◆ **WHAT THE TASK ASKS**:
Reproduce exactly the lines below, starting with the line that contains "149, 137, 194]" and going on through the line that contains "8, 140, 22]", with both of those lines included.

(Collection entries)

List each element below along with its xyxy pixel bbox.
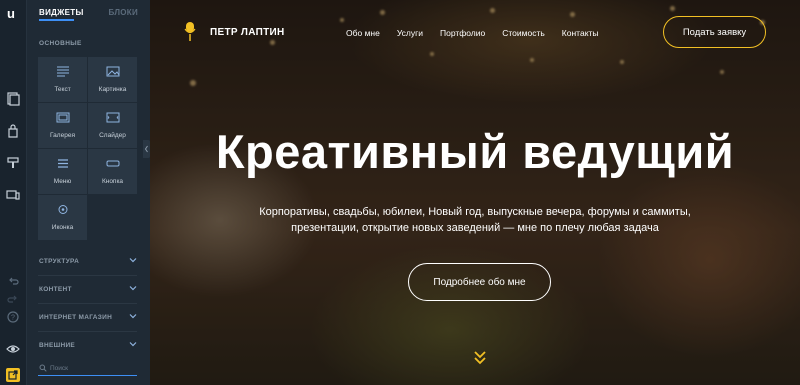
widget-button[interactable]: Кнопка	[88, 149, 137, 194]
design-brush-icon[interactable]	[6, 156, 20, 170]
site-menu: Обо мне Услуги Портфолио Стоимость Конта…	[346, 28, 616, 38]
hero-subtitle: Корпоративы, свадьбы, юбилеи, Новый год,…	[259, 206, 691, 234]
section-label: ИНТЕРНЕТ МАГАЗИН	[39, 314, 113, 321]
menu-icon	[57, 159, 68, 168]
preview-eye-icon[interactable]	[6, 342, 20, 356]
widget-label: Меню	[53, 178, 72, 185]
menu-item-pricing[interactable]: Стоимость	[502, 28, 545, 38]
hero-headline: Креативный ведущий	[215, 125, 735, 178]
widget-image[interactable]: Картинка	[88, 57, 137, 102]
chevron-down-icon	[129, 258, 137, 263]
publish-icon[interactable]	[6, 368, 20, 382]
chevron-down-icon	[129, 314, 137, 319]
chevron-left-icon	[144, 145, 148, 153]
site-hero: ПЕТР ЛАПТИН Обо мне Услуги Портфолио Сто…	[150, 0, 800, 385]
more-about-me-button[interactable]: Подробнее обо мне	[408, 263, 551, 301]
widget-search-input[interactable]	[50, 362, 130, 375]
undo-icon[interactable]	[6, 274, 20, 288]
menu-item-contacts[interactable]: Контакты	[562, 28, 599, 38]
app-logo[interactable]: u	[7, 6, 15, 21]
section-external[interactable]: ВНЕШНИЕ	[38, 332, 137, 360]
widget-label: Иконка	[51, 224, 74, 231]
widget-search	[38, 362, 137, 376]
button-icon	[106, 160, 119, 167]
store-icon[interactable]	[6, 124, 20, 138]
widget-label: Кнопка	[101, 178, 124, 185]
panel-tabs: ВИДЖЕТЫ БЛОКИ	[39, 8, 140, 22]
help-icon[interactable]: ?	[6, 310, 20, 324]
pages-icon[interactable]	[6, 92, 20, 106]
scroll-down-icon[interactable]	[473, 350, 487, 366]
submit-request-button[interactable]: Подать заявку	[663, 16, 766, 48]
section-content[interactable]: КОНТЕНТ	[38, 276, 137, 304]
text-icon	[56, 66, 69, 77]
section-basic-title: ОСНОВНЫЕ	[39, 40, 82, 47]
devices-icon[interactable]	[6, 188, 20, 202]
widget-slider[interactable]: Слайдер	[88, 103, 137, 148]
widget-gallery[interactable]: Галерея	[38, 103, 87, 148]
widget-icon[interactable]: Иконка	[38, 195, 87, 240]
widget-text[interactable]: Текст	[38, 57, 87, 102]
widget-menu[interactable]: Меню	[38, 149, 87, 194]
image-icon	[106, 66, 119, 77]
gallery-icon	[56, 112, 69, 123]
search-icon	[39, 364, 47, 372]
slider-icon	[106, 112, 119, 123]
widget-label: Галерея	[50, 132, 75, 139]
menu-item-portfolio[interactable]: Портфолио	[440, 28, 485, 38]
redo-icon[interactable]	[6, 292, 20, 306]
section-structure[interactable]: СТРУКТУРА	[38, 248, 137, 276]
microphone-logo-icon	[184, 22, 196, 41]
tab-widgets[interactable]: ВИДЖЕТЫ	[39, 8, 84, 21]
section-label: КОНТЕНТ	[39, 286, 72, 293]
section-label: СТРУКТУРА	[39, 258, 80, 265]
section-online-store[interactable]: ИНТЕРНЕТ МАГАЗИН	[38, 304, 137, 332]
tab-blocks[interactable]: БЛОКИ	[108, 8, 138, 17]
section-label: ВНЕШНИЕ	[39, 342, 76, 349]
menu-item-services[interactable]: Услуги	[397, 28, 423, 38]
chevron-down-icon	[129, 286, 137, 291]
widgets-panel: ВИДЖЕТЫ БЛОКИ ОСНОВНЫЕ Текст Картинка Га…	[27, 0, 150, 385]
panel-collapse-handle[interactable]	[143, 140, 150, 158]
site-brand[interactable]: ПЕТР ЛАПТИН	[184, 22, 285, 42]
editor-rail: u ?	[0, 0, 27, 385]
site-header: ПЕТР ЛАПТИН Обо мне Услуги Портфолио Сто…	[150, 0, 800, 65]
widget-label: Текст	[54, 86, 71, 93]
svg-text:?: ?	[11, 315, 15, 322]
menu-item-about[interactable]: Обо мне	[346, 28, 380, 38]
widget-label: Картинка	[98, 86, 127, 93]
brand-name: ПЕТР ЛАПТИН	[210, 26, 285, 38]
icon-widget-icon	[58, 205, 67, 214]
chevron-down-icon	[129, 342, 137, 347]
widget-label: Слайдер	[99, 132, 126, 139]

--

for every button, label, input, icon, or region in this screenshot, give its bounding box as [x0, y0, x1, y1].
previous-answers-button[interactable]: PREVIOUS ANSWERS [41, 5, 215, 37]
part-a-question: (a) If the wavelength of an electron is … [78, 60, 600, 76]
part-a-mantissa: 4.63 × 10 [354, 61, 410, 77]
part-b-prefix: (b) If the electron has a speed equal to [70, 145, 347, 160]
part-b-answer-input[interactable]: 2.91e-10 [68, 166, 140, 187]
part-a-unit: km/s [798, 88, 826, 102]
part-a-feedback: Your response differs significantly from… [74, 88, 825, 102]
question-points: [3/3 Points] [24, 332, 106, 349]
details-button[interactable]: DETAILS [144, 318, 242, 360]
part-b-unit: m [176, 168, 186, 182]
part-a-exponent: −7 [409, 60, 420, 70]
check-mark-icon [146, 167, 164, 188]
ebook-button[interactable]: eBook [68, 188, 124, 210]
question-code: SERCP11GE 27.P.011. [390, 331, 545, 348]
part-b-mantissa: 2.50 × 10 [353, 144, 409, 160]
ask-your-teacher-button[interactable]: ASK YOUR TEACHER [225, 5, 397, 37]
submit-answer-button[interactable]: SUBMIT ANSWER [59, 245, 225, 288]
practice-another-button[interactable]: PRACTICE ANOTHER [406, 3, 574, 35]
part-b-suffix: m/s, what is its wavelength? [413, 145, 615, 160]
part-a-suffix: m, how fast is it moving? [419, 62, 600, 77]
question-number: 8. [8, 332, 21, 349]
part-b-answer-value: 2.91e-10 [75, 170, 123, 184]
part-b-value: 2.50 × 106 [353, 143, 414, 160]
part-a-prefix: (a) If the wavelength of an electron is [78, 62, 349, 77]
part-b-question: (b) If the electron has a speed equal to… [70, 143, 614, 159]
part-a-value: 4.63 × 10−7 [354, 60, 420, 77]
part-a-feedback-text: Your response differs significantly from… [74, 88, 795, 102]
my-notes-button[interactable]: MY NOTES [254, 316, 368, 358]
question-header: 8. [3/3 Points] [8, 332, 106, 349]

◆ **OUTPUT FOR THIS EXERCISE**:
widget-button[interactable]: Кнопка	[88, 149, 137, 194]
design-brush-icon[interactable]	[6, 156, 20, 170]
site-menu: Обо мне Услуги Портфолио Стоимость Конта…	[346, 28, 616, 38]
hero-subtitle: Корпоративы, свадьбы, юбилеи, Новый год,…	[259, 206, 691, 234]
section-label: ИНТЕРНЕТ МАГАЗИН	[39, 314, 113, 321]
menu-icon	[57, 159, 68, 168]
preview-eye-icon[interactable]	[6, 342, 20, 356]
widget-label: Меню	[53, 178, 72, 185]
menu-item-pricing[interactable]: Стоимость	[502, 28, 545, 38]
hero-headline: Креативный ведущий	[215, 125, 735, 178]
widget-image[interactable]: Картинка	[88, 57, 137, 102]
chevron-down-icon	[129, 258, 137, 263]
publish-icon[interactable]	[6, 368, 20, 382]
chevron-down-icon	[129, 314, 137, 319]
chevron-left-icon	[144, 145, 148, 153]
site-hero: ПЕТР ЛАПТИН Обо мне Услуги Портфолио Сто…	[150, 0, 800, 385]
more-about-me-button[interactable]: Подробнее обо мне	[408, 263, 551, 301]
widget-search-input[interactable]	[50, 362, 130, 375]
undo-icon[interactable]	[6, 274, 20, 288]
menu-item-contacts[interactable]: Контакты	[562, 28, 599, 38]
app-logo[interactable]: u	[7, 6, 15, 21]
section-external[interactable]: ВНЕШНИЕ	[38, 332, 137, 360]
widget-label: Иконка	[51, 224, 74, 231]
widget-search	[38, 362, 137, 376]
button-icon	[106, 160, 119, 167]
store-icon[interactable]	[6, 124, 20, 138]
widget-label: Кнопка	[101, 178, 124, 185]
panel-tabs: ВИДЖЕТЫ БЛОКИ	[39, 8, 140, 22]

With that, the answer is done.